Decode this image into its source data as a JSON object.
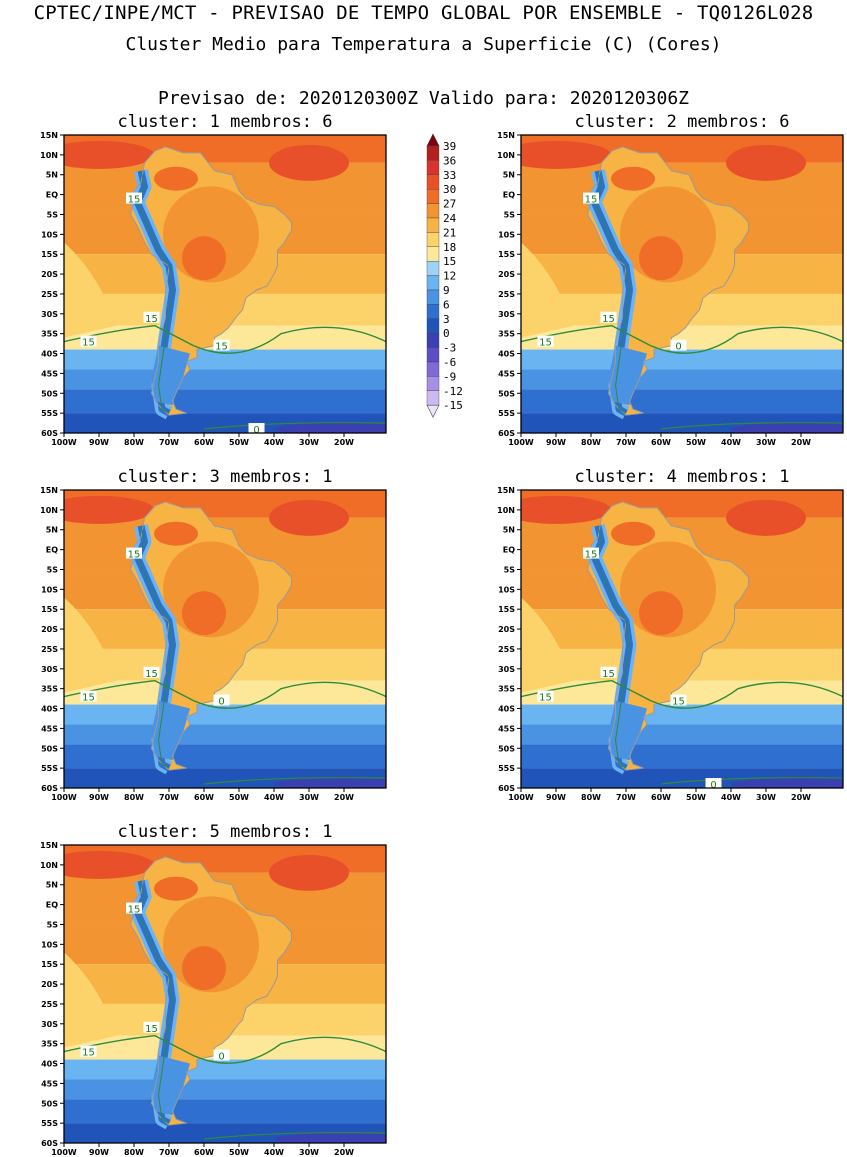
{
  "header": {
    "title1": "CPTEC/INPE/MCT - PREVISAO DE TEMPO GLOBAL POR ENSEMBLE - TQ0126L028",
    "title2": "Cluster Medio para Temperatura a Superficie (C) (Cores)",
    "title3": "Previsao de: 2020120300Z    Valido para: 2020120306Z"
  },
  "axes": {
    "lat_labels": [
      "15N",
      "10N",
      "5N",
      "EQ",
      "5S",
      "10S",
      "15S",
      "20S",
      "25S",
      "30S",
      "35S",
      "40S",
      "45S",
      "50S",
      "55S",
      "60S"
    ],
    "lon_labels": [
      "100W",
      "90W",
      "80W",
      "70W",
      "60W",
      "50W",
      "40W",
      "30W",
      "20W"
    ]
  },
  "colorbar": {
    "labels": [
      "39",
      "36",
      "33",
      "30",
      "27",
      "24",
      "21",
      "18",
      "15",
      "12",
      "9",
      "6",
      "3",
      "0",
      "-3",
      "-6",
      "-9",
      "-12",
      "-15"
    ],
    "colors": [
      "#7f0010",
      "#b21f1f",
      "#d8332d",
      "#e8502a",
      "#f06d28",
      "#f39432",
      "#f7b343",
      "#fbd36a",
      "#fde89a",
      "#9fd2f7",
      "#6ab4f2",
      "#4a92e2",
      "#2f6fd0",
      "#2054b8",
      "#3a3fb2",
      "#5c4ec6",
      "#7f6ad8",
      "#a78fe6",
      "#cdb9f2",
      "#ece2fb"
    ]
  },
  "panels": [
    {
      "title": "cluster: 1   membros: 6",
      "labels": [
        "15",
        "15",
        "15",
        "15",
        "0"
      ]
    },
    {
      "title": "cluster: 2   membros: 6",
      "labels": [
        "15",
        "15",
        "15",
        "0"
      ]
    },
    {
      "title": "cluster: 3   membros: 1",
      "labels": [
        "15",
        "15",
        "15",
        "0"
      ]
    },
    {
      "title": "cluster: 4   membros: 1",
      "labels": [
        "15",
        "15",
        "15",
        "15",
        "0"
      ]
    },
    {
      "title": "cluster: 5   membros: 1",
      "labels": [
        "15",
        "15",
        "15",
        "0"
      ]
    }
  ]
}
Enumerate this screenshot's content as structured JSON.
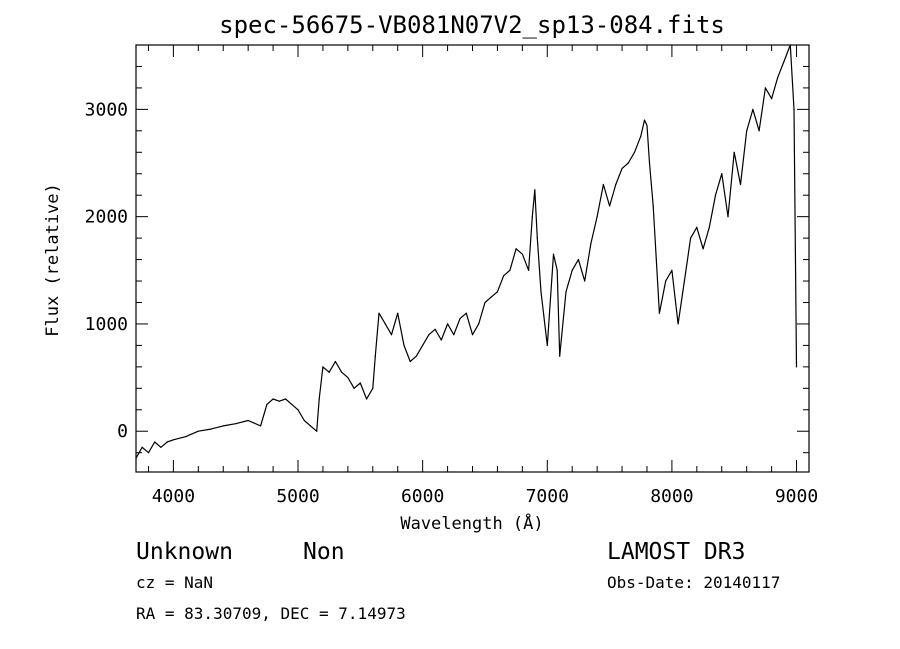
{
  "chart_data": {
    "type": "line",
    "title": "spec-56675-VB081N07V2_sp13-084.fits",
    "xlabel": "Wavelength (Å)",
    "ylabel": "Flux (relative)",
    "xlim": [
      3700,
      9100
    ],
    "ylim": [
      -380,
      3600
    ],
    "xticks": [
      4000,
      5000,
      6000,
      7000,
      8000,
      9000
    ],
    "yticks": [
      0,
      1000,
      2000,
      3000
    ],
    "grid": false,
    "series": [
      {
        "x": [
          3700,
          3750,
          3800,
          3850,
          3900,
          3950,
          4000,
          4100,
          4200,
          4300,
          4400,
          4500,
          4600,
          4700,
          4750,
          4800,
          4850,
          4900,
          4950,
          5000,
          5050,
          5100,
          5150,
          5170,
          5200,
          5250,
          5300,
          5350,
          5400,
          5450,
          5500,
          5550,
          5600,
          5620,
          5650,
          5700,
          5750,
          5800,
          5850,
          5900,
          5950,
          6000,
          6050,
          6100,
          6150,
          6200,
          6250,
          6300,
          6350,
          6400,
          6450,
          6500,
          6550,
          6600,
          6650,
          6700,
          6750,
          6800,
          6850,
          6880,
          6900,
          6920,
          6950,
          7000,
          7050,
          7080,
          7100,
          7150,
          7200,
          7250,
          7300,
          7350,
          7400,
          7450,
          7500,
          7550,
          7600,
          7650,
          7700,
          7750,
          7780,
          7800,
          7820,
          7850,
          7900,
          7950,
          8000,
          8050,
          8100,
          8150,
          8200,
          8250,
          8300,
          8350,
          8400,
          8450,
          8500,
          8550,
          8600,
          8650,
          8700,
          8750,
          8800,
          8850,
          8900,
          8950,
          8980,
          9000
        ],
        "y": [
          -250,
          -150,
          -200,
          -100,
          -150,
          -100,
          -80,
          -50,
          0,
          20,
          50,
          70,
          100,
          50,
          250,
          300,
          280,
          300,
          250,
          200,
          100,
          50,
          0,
          300,
          600,
          550,
          650,
          550,
          500,
          400,
          450,
          300,
          400,
          700,
          1100,
          1000,
          900,
          1100,
          800,
          650,
          700,
          800,
          900,
          950,
          850,
          1000,
          900,
          1050,
          1100,
          900,
          1000,
          1200,
          1250,
          1300,
          1450,
          1500,
          1700,
          1650,
          1500,
          2000,
          2250,
          1800,
          1300,
          800,
          1650,
          1500,
          700,
          1300,
          1500,
          1600,
          1400,
          1750,
          2000,
          2300,
          2100,
          2300,
          2450,
          2500,
          2600,
          2750,
          2900,
          2850,
          2500,
          2100,
          1100,
          1400,
          1500,
          1000,
          1400,
          1800,
          1900,
          1700,
          1900,
          2200,
          2400,
          2000,
          2600,
          2300,
          2800,
          3000,
          2800,
          3200,
          3100,
          3300,
          3450,
          3600,
          3000,
          600
        ]
      }
    ]
  },
  "footer": {
    "object_type": "Unknown",
    "object_class": "Non",
    "survey": "LAMOST DR3",
    "cz": "cz = NaN",
    "obs_date": "Obs-Date: 20140117",
    "coords": "RA =  83.30709, DEC =   7.14973"
  }
}
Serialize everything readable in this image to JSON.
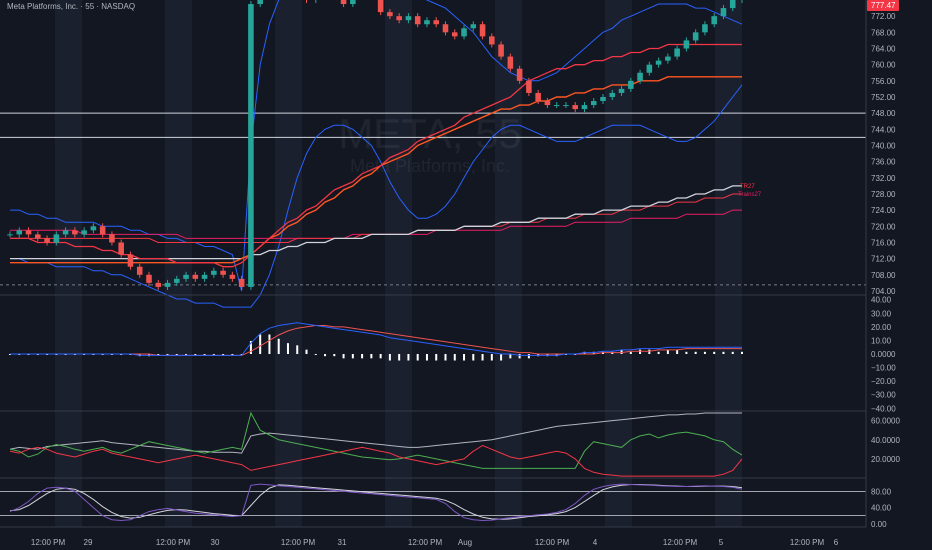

**********

Make an exact copy of every entry above, minus the images.

● Task answer
Decode this image into its source data as a JSON object.
{
  "header": {
    "title1": "CPTEC/INPE/MCT - PREVISAO DE TEMPO GLOBAL POR ENSEMBLE - TQ0126L028",
    "title2": "Cluster Medio para Temperatura a Superficie (C) (Cores)",
    "title3": "Previsao de: 2020120300Z    Valido para: 2020120306Z"
  },
  "axes": {
    "lat_labels": [
      "15N",
      "10N",
      "5N",
      "EQ",
      "5S",
      "10S",
      "15S",
      "20S",
      "25S",
      "30S",
      "35S",
      "40S",
      "45S",
      "50S",
      "55S",
      "60S"
    ],
    "lon_labels": [
      "100W",
      "90W",
      "80W",
      "70W",
      "60W",
      "50W",
      "40W",
      "30W",
      "20W"
    ]
  },
  "colorbar": {
    "labels": [
      "39",
      "36",
      "33",
      "30",
      "27",
      "24",
      "21",
      "18",
      "15",
      "12",
      "9",
      "6",
      "3",
      "0",
      "-3",
      "-6",
      "-9",
      "-12",
      "-15"
    ],
    "colors": [
      "#7f0010",
      "#b21f1f",
      "#d8332d",
      "#e8502a",
      "#f06d28",
      "#f39432",
      "#f7b343",
      "#fbd36a",
      "#fde89a",
      "#9fd2f7",
      "#6ab4f2",
      "#4a92e2",
      "#2f6fd0",
      "#2054b8",
      "#3a3fb2",
      "#5c4ec6",
      "#7f6ad8",
      "#a78fe6",
      "#cdb9f2",
      "#ece2fb"
    ]
  },
  "panels": [
    {
      "title": "cluster: 1   membros: 6",
      "labels": [
        "15",
        "15",
        "15",
        "15",
        "0"
      ]
    },
    {
      "title": "cluster: 2   membros: 6",
      "labels": [
        "15",
        "15",
        "15",
        "0"
      ]
    },
    {
      "title": "cluster: 3   membros: 1",
      "labels": [
        "15",
        "15",
        "15",
        "0"
      ]
    },
    {
      "title": "cluster: 4   membros: 1",
      "labels": [
        "15",
        "15",
        "15",
        "15",
        "0"
      ]
    },
    {
      "title": "cluster: 5   membros: 1",
      "labels": [
        "15",
        "15",
        "15",
        "0"
      ]
    }
  ]
}
Enumerate this screenshot's content as structured JSON.
{
  "chart_data": {
    "type": "line",
    "title": "spec-56675-VB081N07V2_sp13-084.fits",
    "xlabel": "Wavelength (Å)",
    "ylabel": "Flux (relative)",
    "xlim": [
      3700,
      9100
    ],
    "ylim": [
      -380,
      3600
    ],
    "xticks": [
      4000,
      5000,
      6000,
      7000,
      8000,
      9000
    ],
    "yticks": [
      0,
      1000,
      2000,
      3000
    ],
    "grid": false,
    "series": [
      {
        "x": [
          3700,
          3750,
          3800,
          3850,
          3900,
          3950,
          4000,
          4100,
          4200,
          4300,
          4400,
          4500,
          4600,
          4700,
          4750,
          4800,
          4850,
          4900,
          4950,
          5000,
          5050,
          5100,
          5150,
          5170,
          5200,
          5250,
          5300,
          5350,
          5400,
          5450,
          5500,
          5550,
          5600,
          5620,
          5650,
          5700,
          5750,
          5800,
          5850,
          5900,
          5950,
          6000,
          6050,
          6100,
          6150,
          6200,
          6250,
          6300,
          6350,
          6400,
          6450,
          6500,
          6550,
          6600,
          6650,
          6700,
          6750,
          6800,
          6850,
          6880,
          6900,
          6920,
          6950,
          7000,
          7050,
          7080,
          7100,
          7150,
          7200,
          7250,
          7300,
          7350,
          7400,
          7450,
          7500,
          7550,
          7600,
          7650,
          7700,
          7750,
          7780,
          7800,
          7820,
          7850,
          7900,
          7950,
          8000,
          8050,
          8100,
          8150,
          8200,
          8250,
          8300,
          8350,
          8400,
          8450,
          8500,
          8550,
          8600,
          8650,
          8700,
          8750,
          8800,
          8850,
          8900,
          8950,
          8980,
          9000
        ],
        "y": [
          -250,
          -150,
          -200,
          -100,
          -150,
          -100,
          -80,
          -50,
          0,
          20,
          50,
          70,
          100,
          50,
          250,
          300,
          280,
          300,
          250,
          200,
          100,
          50,
          0,
          300,
          600,
          550,
          650,
          550,
          500,
          400,
          450,
          300,
          400,
          700,
          1100,
          1000,
          900,
          1100,
          800,
          650,
          700,
          800,
          900,
          950,
          850,
          1000,
          900,
          1050,
          1100,
          900,
          1000,
          1200,
          1250,
          1300,
          1450,
          1500,
          1700,
          1650,
          1500,
          2000,
          2250,
          1800,
          1300,
          800,
          1650,
          1500,
          700,
          1300,
          1500,
          1600,
          1400,
          1750,
          2000,
          2300,
          2100,
          2300,
          2450,
          2500,
          2600,
          2750,
          2900,
          2850,
          2500,
          2100,
          1100,
          1400,
          1500,
          1000,
          1400,
          1800,
          1900,
          1700,
          1900,
          2200,
          2400,
          2000,
          2600,
          2300,
          2800,
          3000,
          2800,
          3200,
          3100,
          3300,
          3450,
          3600,
          3000,
          600
        ]
      }
    ]
  },
  "footer": {
    "object_type": "Unknown",
    "object_class": "Non",
    "survey": "LAMOST DR3",
    "cz": "cz = NaN",
    "obs_date": "Obs-Date: 20140117",
    "coords": "RA =  83.30709, DEC =   7.14973"
  }
}
Serialize everything readable in this image to JSON.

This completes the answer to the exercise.